▶ PAGE EXCERPT
** Start **

Robert J. Quinn’s tenure as commissioner of the Chicago Fire Department spanned the Daley Machine era. Quinn took over the department in 1957, two years into Mayor Richard J. Daley’s first term. His subsequent 21 years in office made him a Chicago institution in his own right. Today, the city’s fire academy bears his name as a tribute.
But the beginning and end of Quinn’s career were marked by crisis: In 1958, with a massive and deadly school fire at Our Lady of the Angels, and with a pair of Chicago Reporter stories that examined the fire department’s poor performance in the 1970s.
In 1975, Vernon C. Thompson found that Chicago’s fire death rates ranked worst among the country’s largest 10 cities, despite the fact that the department had been undercounting the deaths of low-income, mostly black Chicagoans.
Three years later, a follow-up by Sharon McGowan found that the department had made little headway in cutting the city’s death rate. The poor performance was hardly a surprise, given that the department had cut its force by 615 firefighters in the previous eight years.

** End **

▶ PROMPT 1
In the passage on Robert J. Quinn, in what year did Quinn take over the Chicago Fire Department?
▶ PROMPT 2
Reproduce the records word for word, starting at their first line and stopping after the line that contains "wifi-icon <box>676 39 708 63</box>".

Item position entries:
** Start **

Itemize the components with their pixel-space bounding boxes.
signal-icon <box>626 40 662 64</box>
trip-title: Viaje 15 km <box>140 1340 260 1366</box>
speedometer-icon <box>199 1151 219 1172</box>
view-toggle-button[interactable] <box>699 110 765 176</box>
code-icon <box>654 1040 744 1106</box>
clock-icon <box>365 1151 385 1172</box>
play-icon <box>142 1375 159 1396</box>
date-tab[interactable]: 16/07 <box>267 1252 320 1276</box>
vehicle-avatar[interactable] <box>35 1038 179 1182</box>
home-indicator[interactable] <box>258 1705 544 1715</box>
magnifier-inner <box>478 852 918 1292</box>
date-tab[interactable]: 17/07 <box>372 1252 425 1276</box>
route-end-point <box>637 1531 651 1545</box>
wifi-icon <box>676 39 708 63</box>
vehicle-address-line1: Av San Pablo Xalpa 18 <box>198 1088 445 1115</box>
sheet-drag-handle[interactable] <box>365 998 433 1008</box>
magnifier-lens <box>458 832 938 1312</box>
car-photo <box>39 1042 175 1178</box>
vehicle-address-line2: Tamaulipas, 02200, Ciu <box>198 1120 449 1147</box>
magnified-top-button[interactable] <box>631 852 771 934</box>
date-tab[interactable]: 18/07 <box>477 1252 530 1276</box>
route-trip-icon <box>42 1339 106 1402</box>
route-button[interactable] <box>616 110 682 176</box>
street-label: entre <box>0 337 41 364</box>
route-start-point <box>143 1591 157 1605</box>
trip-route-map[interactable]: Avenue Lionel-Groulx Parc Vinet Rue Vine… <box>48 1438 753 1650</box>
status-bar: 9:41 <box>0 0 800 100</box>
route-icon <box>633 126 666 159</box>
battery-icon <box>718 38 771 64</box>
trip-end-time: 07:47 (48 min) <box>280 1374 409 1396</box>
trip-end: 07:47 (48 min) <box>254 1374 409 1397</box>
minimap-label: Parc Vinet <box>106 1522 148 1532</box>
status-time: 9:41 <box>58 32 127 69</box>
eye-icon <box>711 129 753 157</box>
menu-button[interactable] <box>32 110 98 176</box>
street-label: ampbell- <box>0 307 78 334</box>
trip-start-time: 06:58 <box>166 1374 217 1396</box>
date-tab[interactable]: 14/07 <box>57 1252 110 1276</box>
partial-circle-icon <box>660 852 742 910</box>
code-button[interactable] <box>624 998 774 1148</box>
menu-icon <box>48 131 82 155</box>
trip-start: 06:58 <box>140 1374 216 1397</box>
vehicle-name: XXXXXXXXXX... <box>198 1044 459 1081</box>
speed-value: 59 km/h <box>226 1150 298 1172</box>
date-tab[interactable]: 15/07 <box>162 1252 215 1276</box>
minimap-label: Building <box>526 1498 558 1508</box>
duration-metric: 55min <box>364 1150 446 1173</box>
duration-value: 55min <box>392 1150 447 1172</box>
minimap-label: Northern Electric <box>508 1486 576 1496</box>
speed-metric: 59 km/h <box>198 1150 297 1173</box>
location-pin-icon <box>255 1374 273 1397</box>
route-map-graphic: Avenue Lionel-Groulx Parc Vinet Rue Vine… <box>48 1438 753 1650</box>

** End **

▶ PROBLEM SOLUTION 1
1957

▶ PROBLEM SOLUTION 2
Itemize the components with their pixel-space bounding boxes.
signal-icon <box>626 40 662 64</box>
trip-title: Viaje 15 km <box>140 1340 260 1366</box>
speedometer-icon <box>199 1151 219 1172</box>
view-toggle-button[interactable] <box>699 110 765 176</box>
code-icon <box>654 1040 744 1106</box>
clock-icon <box>365 1151 385 1172</box>
play-icon <box>142 1375 159 1396</box>
date-tab[interactable]: 16/07 <box>267 1252 320 1276</box>
vehicle-avatar[interactable] <box>35 1038 179 1182</box>
home-indicator[interactable] <box>258 1705 544 1715</box>
magnifier-inner <box>478 852 918 1292</box>
date-tab[interactable]: 17/07 <box>372 1252 425 1276</box>
route-end-point <box>637 1531 651 1545</box>
wifi-icon <box>676 39 708 63</box>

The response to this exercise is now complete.